- [Sélection]
Ces articles de la rubrique « Ailleurs sur le web » sont publiés à titre d'information et n'engagent pas la Tendance CLAIRE.
Par Nadir Djermoune
A son 13e vendredi de mobilisation, le mouvement populaire que vit l’Algérie depuis le 22 février confirme sa sereine et paisible exigence d’un changement fondamental et radical du système de gouvernance politique. Cette exigence est accompagnée en filigrane de questionnements d’ordre théorique et méthodologique, jusque-là oubliés et refoulés dans et par l’univers politique et intellectuel algérien. Ce sont des questionnements qui vont des procédés juridiques aux mécanismes économiques, des logiques sociologiques aux dynamiques historiques, qui touchent le passé et l’avenir du pays. Ce sont là des questionnements qui n’ont pas une simple valeur académique. Ils structurent la pensée mais aussi la pratique politique.
Pour saisir ces aspects analytiques que véhicule le mouvement qui est en phase de structuration et de maturation politique, partons des enjeux du moment historique que nous vivons.
L’institution militaire et la dynamique du mouvement
Le moment précis que vit actuellement le mouvement de protestation est occupé par les arrestations spectaculaires de Said Bouteflika, frère et conseillé spécial du président déchu, les ex-généraux Athmane Tertag et Mohamed Mediène, anciens chefs des services de sécurité, suivies par la convocation de Louisa Hanoun du PT (Parti des travailleurs) pour audition dans le cadre de la même enquête puis son incarcération.
Que signifient ces incarcérations? Qu’est-ce qui se profile en termes de devenir du mouvement de protestation auquel elles s’adressent? «Il n’est pas illégitime», note le journaliste et essayiste Yassine Temlali «de penser que l’implication de la justice militaire dans cette affaire vise à empêcher que l’éventuel procès des accusés ne révèle sur le fonctionnement du régime d’Abdelaziz Bouteflika des éléments trop embarrassants pour le régime de facto en place depuis sa destitution. Il n’est pas non plus illégitime de croire qu’un procès “maîtrisé”, devant une cour martiale, permet d’éviter à deux anciens puissants généraux, Mohamed Mediene et Athmane Tartag, une humiliation publique qui peut provoquer des remous au sein de l’armée».
L’interpellation de L. Hanoun, en revanche, semble obéir à un double registre. D’abord, sur le terrain politico-juridique, la présidente du PT est légèrement en porte à faux vis-à-vis du mouvement populaire. Car, elle a collée à Bouteflika durant tout son règne, sous prétexte de la défense de l’état-nation contre les complots impérialistes, et a trop joué dans la proximité des services de sécurité. Postures qu’elle n’a d’ailleurs jamais cachées. Ceci ne fait pas d’elle, pour autant, une criminelle ou une «complotiste». Ça relève de ses opinions et de sa ligne politique.

Données des limites de région:
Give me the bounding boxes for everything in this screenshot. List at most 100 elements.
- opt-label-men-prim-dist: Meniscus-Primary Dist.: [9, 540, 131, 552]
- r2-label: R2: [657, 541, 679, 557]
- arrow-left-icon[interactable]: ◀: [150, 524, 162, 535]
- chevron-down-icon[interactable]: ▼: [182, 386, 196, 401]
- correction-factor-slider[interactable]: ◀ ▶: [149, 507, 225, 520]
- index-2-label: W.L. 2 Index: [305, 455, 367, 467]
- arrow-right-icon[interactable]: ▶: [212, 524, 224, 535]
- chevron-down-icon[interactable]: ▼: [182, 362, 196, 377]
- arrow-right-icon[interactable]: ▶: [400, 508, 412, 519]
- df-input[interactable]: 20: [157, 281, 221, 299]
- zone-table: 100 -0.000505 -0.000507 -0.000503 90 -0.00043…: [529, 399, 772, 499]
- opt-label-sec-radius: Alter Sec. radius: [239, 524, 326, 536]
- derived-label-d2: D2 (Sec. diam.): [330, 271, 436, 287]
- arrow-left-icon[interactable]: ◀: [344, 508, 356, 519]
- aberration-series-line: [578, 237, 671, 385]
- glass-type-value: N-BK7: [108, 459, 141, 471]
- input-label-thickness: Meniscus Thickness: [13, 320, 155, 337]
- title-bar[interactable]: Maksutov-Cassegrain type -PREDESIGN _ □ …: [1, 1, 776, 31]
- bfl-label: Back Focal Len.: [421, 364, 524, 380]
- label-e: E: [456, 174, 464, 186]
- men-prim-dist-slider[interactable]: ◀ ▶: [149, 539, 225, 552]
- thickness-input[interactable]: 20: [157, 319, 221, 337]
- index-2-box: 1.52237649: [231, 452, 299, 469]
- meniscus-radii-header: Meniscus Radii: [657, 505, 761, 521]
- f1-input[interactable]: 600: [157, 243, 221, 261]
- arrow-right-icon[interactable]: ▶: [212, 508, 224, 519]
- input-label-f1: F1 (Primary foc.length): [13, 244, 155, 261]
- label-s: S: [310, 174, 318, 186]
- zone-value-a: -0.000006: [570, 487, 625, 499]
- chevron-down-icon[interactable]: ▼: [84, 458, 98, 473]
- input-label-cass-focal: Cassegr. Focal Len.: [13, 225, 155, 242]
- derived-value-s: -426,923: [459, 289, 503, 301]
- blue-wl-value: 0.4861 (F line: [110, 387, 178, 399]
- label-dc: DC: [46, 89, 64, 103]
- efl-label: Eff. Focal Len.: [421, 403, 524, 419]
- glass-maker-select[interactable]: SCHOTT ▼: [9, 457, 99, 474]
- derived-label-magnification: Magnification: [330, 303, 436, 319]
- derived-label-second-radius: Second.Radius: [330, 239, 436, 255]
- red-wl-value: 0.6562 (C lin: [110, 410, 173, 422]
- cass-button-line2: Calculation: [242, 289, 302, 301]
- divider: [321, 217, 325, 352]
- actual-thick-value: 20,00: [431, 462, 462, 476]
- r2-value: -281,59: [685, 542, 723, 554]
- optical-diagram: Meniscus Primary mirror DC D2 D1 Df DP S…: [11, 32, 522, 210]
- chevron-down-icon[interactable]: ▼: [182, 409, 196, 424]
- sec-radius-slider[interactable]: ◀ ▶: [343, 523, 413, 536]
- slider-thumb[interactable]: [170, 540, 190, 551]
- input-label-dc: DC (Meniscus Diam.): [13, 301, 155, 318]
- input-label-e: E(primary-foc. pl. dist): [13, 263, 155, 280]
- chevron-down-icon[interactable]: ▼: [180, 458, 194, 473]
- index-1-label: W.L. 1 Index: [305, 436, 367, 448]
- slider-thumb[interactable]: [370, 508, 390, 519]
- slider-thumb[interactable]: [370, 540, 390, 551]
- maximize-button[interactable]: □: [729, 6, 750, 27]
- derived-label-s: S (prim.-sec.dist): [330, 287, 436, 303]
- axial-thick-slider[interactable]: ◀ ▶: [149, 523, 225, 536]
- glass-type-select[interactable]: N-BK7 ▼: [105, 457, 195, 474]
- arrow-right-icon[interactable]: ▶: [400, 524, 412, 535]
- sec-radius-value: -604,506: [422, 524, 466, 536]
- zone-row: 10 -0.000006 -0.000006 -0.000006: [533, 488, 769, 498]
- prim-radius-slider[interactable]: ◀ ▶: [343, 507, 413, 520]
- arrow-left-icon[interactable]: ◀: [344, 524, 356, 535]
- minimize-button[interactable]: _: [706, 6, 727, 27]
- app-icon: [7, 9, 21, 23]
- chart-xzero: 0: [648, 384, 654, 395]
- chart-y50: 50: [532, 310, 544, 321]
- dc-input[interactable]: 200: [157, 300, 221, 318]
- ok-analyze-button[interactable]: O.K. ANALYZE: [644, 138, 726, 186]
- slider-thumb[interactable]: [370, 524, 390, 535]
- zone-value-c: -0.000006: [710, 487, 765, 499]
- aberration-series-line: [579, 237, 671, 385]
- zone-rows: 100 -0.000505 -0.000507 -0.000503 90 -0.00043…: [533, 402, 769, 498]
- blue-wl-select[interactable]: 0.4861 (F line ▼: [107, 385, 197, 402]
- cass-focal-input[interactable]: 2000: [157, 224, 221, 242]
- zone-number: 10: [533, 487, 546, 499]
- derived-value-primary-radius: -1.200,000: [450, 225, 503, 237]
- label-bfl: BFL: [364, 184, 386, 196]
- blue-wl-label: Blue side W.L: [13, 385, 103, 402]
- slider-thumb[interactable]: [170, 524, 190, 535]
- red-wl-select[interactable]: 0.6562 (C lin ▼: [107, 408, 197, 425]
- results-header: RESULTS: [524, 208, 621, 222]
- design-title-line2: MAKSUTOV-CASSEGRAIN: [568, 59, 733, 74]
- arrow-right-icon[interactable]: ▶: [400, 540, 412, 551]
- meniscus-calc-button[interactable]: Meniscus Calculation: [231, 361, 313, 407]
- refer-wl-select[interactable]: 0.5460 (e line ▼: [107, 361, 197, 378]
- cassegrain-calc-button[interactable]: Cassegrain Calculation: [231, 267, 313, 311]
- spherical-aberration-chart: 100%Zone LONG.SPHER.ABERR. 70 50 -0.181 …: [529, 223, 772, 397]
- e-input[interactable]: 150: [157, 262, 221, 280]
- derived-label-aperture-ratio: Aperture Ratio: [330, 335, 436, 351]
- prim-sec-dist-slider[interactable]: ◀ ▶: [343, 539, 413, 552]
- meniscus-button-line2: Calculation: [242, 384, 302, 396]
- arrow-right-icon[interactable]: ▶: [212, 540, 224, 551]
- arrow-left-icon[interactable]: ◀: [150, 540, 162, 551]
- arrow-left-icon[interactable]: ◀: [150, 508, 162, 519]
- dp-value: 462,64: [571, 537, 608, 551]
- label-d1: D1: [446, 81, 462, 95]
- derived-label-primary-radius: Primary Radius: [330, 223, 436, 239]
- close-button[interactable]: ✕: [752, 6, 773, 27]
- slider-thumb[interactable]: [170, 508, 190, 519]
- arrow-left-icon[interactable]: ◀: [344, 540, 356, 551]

- [Exercice] Poursuivez, s'il vous plaît, l'article sur le mouvement populaire en Algérie à partir de sa dernière phrase.

- [Résultat]
Il est cependant facile de l’offrir à la «vindicte» populaire comme complice du «complot qui se trame contre l’armée» et de la gabegie du pouvoir. Ensuite, elle offre un solide argument sur le terrain idéologique et symbolique pour Gaid Salah, chef de l’état-major qui cherche une posture de Bonaparte, en s’attaquant d’abord aux «oligarques mafieux», puis à l’ancien pouvoir «corrompu» et enfin à celle qui «représente les travailleurs». Il se veut donc au-dessus des idéologies. Il évite du coup la contradiction artificielle «arabe/kabyle» dans laquelle, pour un moment, une certaine opposition a voulu l’entraîner.
Mais, une institution militaire qui essaie de gagner en popularité en déférant ces personnalités – qui par ailleurs sont sous le feu de diverses accusations – devant la justice militaire est peut-être le prélude de quelque chose de politiquement plus grave. Interpréter dans l’attitude de Gaid Salah un quelconque rapprochement avec le peuple et une réponse au mouvement qui réclame des actes et rester aveugle sur les intimidations qui se profilent à l’endroit de ce même mouvement s’assimilent à un soutien pur et simple de l’institution militaire.
Alternative politique à la hauteur du mouvement
Cette institution est aujourd’hui la seule structure organisée, comme ce fut le cas pour l’état-major, son ancêtre, face au GPRA (Gouvernement provisoire de la République algérienne) en 1962. Elle essaye d’assurer une transition sans heurter la protestation. Elle tente de combler une brèche ouverte par le mouvement lui-même et se considère légitime d’imposer sa feuille de route qui se veut constitutionnelle, avec les risques que cela fait courir aux libertés démocratiques et à la souveraineté populaire.
L’échéance du 4 juillet de Gaid Saleh est-elle encore valide?
Ce calendrier politique en cours n’est pas à l’initiative de forces politiques représentatives. Il est introduit et imposé par le mouvement sans toutefois maîtriser totalement les échéances ni son devenir. L’enjeu autour des élections [fixée par le pouvoir militaire au 4 juillet] comme une solution à chaque phase de la protestation, n’est pas non plus un choix stratégique. C’est une obligation imposée par ce calendrier constitutionnel. Il fut d’abord revu et corrigé par le mouvement en annulant le rendez-vous du 19 avril. Il est ensuite renvoyé par les héritiers et les tenants de cette constitution au 4 juillet. Date que refusent les protestataires et qui répond à un triple enjeu. Car, il est nécessaire de ne plus considérer comme acquise l’homogénéité entre les différents protagonistes des événements que nous vivons. Il y a début de décantation.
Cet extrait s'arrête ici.